WHAT YOU WILL DO>
Transcribe all the entries word for word, skipping the pictures.

RECORDED INFORMATION>
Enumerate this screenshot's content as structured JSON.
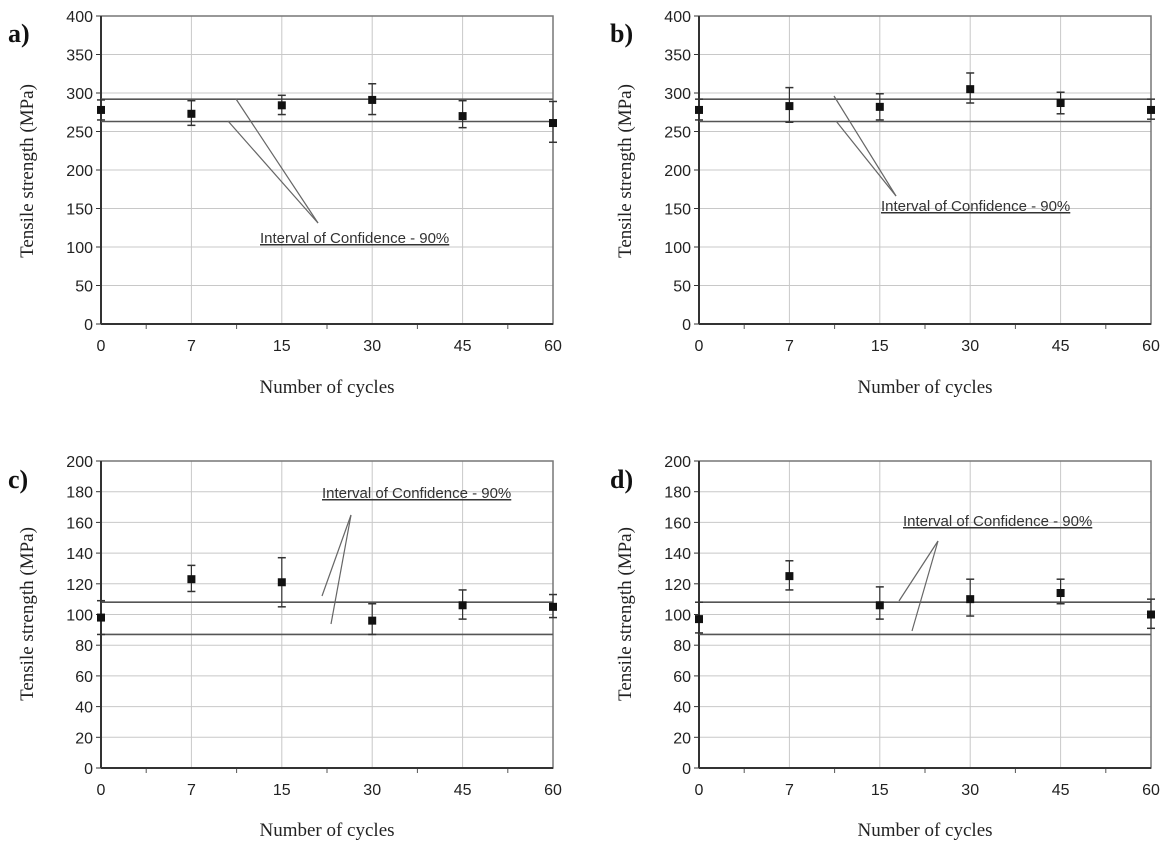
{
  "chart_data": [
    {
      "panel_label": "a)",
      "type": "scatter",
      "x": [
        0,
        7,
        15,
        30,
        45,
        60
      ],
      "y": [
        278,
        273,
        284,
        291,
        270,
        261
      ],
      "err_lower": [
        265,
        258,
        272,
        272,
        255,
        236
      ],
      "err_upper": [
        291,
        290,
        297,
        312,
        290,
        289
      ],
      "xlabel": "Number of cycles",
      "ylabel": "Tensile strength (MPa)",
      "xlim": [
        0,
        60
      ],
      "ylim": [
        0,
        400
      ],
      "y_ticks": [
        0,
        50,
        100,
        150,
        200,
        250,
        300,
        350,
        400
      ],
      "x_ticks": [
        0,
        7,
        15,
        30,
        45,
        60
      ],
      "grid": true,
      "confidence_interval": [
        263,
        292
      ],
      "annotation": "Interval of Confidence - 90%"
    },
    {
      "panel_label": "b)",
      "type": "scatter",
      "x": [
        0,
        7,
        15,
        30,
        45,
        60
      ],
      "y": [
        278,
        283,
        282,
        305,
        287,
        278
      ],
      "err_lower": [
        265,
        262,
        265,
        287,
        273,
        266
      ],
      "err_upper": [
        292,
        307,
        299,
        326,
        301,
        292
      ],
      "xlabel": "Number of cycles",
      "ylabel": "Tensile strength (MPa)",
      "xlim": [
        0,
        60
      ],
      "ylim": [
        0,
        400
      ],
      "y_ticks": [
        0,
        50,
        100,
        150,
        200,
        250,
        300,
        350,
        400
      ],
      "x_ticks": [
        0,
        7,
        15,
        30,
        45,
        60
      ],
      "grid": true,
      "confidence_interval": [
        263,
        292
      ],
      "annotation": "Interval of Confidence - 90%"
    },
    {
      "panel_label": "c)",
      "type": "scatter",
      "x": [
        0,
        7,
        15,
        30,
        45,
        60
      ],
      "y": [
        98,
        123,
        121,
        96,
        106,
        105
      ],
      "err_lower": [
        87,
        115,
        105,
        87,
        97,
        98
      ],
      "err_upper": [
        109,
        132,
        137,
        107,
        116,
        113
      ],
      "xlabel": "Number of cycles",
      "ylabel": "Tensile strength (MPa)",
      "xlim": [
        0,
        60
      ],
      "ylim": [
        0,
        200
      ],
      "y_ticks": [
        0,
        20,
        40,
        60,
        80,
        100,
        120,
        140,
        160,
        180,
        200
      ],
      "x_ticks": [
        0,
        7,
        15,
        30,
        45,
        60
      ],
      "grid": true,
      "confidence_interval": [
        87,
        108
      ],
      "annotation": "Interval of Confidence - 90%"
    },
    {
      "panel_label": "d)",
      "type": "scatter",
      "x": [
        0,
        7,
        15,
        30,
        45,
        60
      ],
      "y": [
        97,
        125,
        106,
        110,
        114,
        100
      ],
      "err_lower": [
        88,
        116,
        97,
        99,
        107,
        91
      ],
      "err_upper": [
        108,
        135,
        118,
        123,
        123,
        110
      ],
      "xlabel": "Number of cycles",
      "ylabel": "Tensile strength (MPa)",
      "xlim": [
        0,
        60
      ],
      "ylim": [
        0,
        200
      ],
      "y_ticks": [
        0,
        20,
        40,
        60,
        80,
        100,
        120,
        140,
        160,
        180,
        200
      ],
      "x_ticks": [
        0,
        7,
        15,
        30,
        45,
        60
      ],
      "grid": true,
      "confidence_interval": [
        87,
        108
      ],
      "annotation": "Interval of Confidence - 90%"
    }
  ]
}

SOLUTION TO THE EXERCISE>
Enumerate this screenshot's content as structured JSON.
{
  "chart_data": [
    {
      "panel_label": "a)",
      "type": "scatter",
      "x": [
        0,
        7,
        15,
        30,
        45,
        60
      ],
      "y": [
        278,
        273,
        284,
        291,
        270,
        261
      ],
      "err_lower": [
        265,
        258,
        272,
        272,
        255,
        236
      ],
      "err_upper": [
        291,
        290,
        297,
        312,
        290,
        289
      ],
      "xlabel": "Number of cycles",
      "ylabel": "Tensile strength (MPa)",
      "xlim": [
        0,
        60
      ],
      "ylim": [
        0,
        400
      ],
      "y_ticks": [
        0,
        50,
        100,
        150,
        200,
        250,
        300,
        350,
        400
      ],
      "x_ticks": [
        0,
        7,
        15,
        30,
        45,
        60
      ],
      "grid": true,
      "confidence_interval": [
        263,
        292
      ],
      "annotation": "Interval of Confidence - 90%"
    },
    {
      "panel_label": "b)",
      "type": "scatter",
      "x": [
        0,
        7,
        15,
        30,
        45,
        60
      ],
      "y": [
        278,
        283,
        282,
        305,
        287,
        278
      ],
      "err_lower": [
        265,
        262,
        265,
        287,
        273,
        266
      ],
      "err_upper": [
        292,
        307,
        299,
        326,
        301,
        292
      ],
      "xlabel": "Number of cycles",
      "ylabel": "Tensile strength (MPa)",
      "xlim": [
        0,
        60
      ],
      "ylim": [
        0,
        400
      ],
      "y_ticks": [
        0,
        50,
        100,
        150,
        200,
        250,
        300,
        350,
        400
      ],
      "x_ticks": [
        0,
        7,
        15,
        30,
        45,
        60
      ],
      "grid": true,
      "confidence_interval": [
        263,
        292
      ],
      "annotation": "Interval of Confidence - 90%"
    },
    {
      "panel_label": "c)",
      "type": "scatter",
      "x": [
        0,
        7,
        15,
        30,
        45,
        60
      ],
      "y": [
        98,
        123,
        121,
        96,
        106,
        105
      ],
      "err_lower": [
        87,
        115,
        105,
        87,
        97,
        98
      ],
      "err_upper": [
        109,
        132,
        137,
        107,
        116,
        113
      ],
      "xlabel": "Number of cycles",
      "ylabel": "Tensile strength (MPa)",
      "xlim": [
        0,
        60
      ],
      "ylim": [
        0,
        200
      ],
      "y_ticks": [
        0,
        20,
        40,
        60,
        80,
        100,
        120,
        140,
        160,
        180,
        200
      ],
      "x_ticks": [
        0,
        7,
        15,
        30,
        45,
        60
      ],
      "grid": true,
      "confidence_interval": [
        87,
        108
      ],
      "annotation": "Interval of Confidence - 90%"
    },
    {
      "panel_label": "d)",
      "type": "scatter",
      "x": [
        0,
        7,
        15,
        30,
        45,
        60
      ],
      "y": [
        97,
        125,
        106,
        110,
        114,
        100
      ],
      "err_lower": [
        88,
        116,
        97,
        99,
        107,
        91
      ],
      "err_upper": [
        108,
        135,
        118,
        123,
        123,
        110
      ],
      "xlabel": "Number of cycles",
      "ylabel": "Tensile strength (MPa)",
      "xlim": [
        0,
        60
      ],
      "ylim": [
        0,
        200
      ],
      "y_ticks": [
        0,
        20,
        40,
        60,
        80,
        100,
        120,
        140,
        160,
        180,
        200
      ],
      "x_ticks": [
        0,
        7,
        15,
        30,
        45,
        60
      ],
      "grid": true,
      "confidence_interval": [
        87,
        108
      ],
      "annotation": "Interval of Confidence - 90%"
    }
  ]
}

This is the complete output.